— Start Stored data —

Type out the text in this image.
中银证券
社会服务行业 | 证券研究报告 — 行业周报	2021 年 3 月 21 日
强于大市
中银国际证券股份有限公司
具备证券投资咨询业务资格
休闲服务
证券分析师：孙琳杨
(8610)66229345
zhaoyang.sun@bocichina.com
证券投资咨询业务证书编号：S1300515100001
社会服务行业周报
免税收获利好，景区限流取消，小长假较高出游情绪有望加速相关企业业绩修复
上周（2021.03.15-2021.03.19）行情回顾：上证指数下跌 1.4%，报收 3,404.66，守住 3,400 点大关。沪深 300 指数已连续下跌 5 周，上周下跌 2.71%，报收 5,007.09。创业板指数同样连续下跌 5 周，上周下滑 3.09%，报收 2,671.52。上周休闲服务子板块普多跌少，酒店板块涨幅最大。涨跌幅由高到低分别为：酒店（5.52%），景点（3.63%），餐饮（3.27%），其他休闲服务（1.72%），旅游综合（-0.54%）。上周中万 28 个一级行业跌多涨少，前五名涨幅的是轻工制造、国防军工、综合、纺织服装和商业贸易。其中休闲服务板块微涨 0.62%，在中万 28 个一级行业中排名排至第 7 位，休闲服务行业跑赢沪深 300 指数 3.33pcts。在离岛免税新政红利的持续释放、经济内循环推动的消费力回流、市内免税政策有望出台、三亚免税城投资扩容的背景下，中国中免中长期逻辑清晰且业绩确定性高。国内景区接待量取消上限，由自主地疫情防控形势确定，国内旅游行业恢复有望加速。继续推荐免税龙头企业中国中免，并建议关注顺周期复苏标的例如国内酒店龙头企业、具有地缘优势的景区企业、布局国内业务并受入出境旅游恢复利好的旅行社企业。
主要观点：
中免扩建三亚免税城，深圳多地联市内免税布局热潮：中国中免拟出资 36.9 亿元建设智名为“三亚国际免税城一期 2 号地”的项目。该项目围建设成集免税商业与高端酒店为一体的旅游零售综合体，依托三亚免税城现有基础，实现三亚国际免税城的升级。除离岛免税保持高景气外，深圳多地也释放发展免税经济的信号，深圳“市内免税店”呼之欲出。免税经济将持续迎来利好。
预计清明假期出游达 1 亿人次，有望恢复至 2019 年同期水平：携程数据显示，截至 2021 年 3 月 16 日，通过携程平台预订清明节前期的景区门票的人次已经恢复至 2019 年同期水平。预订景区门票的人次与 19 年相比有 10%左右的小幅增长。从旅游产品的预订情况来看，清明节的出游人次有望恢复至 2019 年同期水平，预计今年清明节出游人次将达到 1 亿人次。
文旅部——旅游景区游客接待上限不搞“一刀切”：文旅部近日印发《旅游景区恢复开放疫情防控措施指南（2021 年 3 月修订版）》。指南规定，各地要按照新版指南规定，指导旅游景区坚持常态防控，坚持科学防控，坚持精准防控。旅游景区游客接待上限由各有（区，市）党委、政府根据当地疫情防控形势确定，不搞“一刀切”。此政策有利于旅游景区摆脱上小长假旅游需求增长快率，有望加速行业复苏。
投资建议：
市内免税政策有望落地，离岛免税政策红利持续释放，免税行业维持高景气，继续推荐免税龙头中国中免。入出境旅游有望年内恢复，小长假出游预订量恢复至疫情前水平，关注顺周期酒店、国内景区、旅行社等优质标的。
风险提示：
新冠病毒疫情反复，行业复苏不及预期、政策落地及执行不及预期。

— End Stored data —

Can you restate every record above word for word?

__Worked answer__
Type out the text in this image.
中银证券
社会服务行业 | 证券研究报告 — 行业周报	2021 年 3 月 21 日
强于大市
中银国际证券股份有限公司
具备证券投资咨询业务资格
休闲服务
证券分析师：孙琳杨
(8610)66229345
zhaoyang.sun@bocichina.com
证券投资咨询业务证书编号：S1300515100001
社会服务行业周报
免税收获利好，景区限流取消，小长假较高出游情绪有望加速相关企业业绩修复
上周（2021.03.15-2021.03.19）行情回顾：上证指数下跌 1.4%，报收 3,404.66，守住 3,400 点大关。沪深 300 指数已连续下跌 5 周，上周下跌 2.71%，报收 5,007.09。创业板指数同样连续下跌 5 周，上周下滑 3.09%，报收 2,671.52。上周休闲服务子板块普多跌少，酒店板块涨幅最大。涨跌幅由高到低分别为：酒店（5.52%），景点（3.63%），餐饮（3.27%），其他休闲服务（1.72%），旅游综合（-0.54%）。上周中万 28 个一级行业跌多涨少，前五名涨幅的是轻工制造、国防军工、综合、纺织服装和商业贸易。其中休闲服务板块微涨 0.62%，在中万 28 个一级行业中排名排至第 7 位，休闲服务行业跑赢沪深 300 指数 3.33pcts。在离岛免税新政红利的持续释放、经济内循环推动的消费力回流、市内免税政策有望出台、三亚免税城投资扩容的背景下，中国中免中长期逻辑清晰且业绩确定性高。国内景区接待量取消上限，由自主地疫情防控形势确定，国内旅游行业恢复有望加速。继续推荐免税龙头企业中国中免，并建议关注顺周期复苏标的例如国内酒店龙头企业、具有地缘优势的景区企业、布局国内业务并受入出境旅游恢复利好的旅行社企业。
主要观点：
中免扩建三亚免税城，深圳多地联市内免税布局热潮：中国中免拟出资 36.9 亿元建设智名为“三亚国际免税城一期 2 号地”的项目。该项目围建设成集免税商业与高端酒店为一体的旅游零售综合体，依托三亚免税城现有基础，实现三亚国际免税城的升级。除离岛免税保持高景气外，深圳多地也释放发展免税经济的信号，深圳“市内免税店”呼之欲出。免税经济将持续迎来利好。
预计清明假期出游达 1 亿人次，有望恢复至 2019 年同期水平：携程数据显示，截至 2021 年 3 月 16 日，通过携程平台预订清明节前期的景区门票的人次已经恢复至 2019 年同期水平。预订景区门票的人次与 19 年相比有 10%左右的小幅增长。从旅游产品的预订情况来看，清明节的出游人次有望恢复至 2019 年同期水平，预计今年清明节出游人次将达到 1 亿人次。
文旅部——旅游景区游客接待上限不搞“一刀切”：文旅部近日印发《旅游景区恢复开放疫情防控措施指南（2021 年 3 月修订版）》。指南规定，各地要按照新版指南规定，指导旅游景区坚持常态防控，坚持科学防控，坚持精准防控。旅游景区游客接待上限由各有（区，市）党委、政府根据当地疫情防控形势确定，不搞“一刀切”。此政策有利于旅游景区摆脱上小长假旅游需求增长快率，有望加速行业复苏。
投资建议：
市内免税政策有望落地，离岛免税政策红利持续释放，免税行业维持高景气，继续推荐免税龙头中国中免。入出境旅游有望年内恢复，小长假出游预订量恢复至疫情前水平，关注顺周期酒店、国内景区、旅行社等优质标的。
风险提示：
新冠病毒疫情反复，行业复苏不及预期、政策落地及执行不及预期。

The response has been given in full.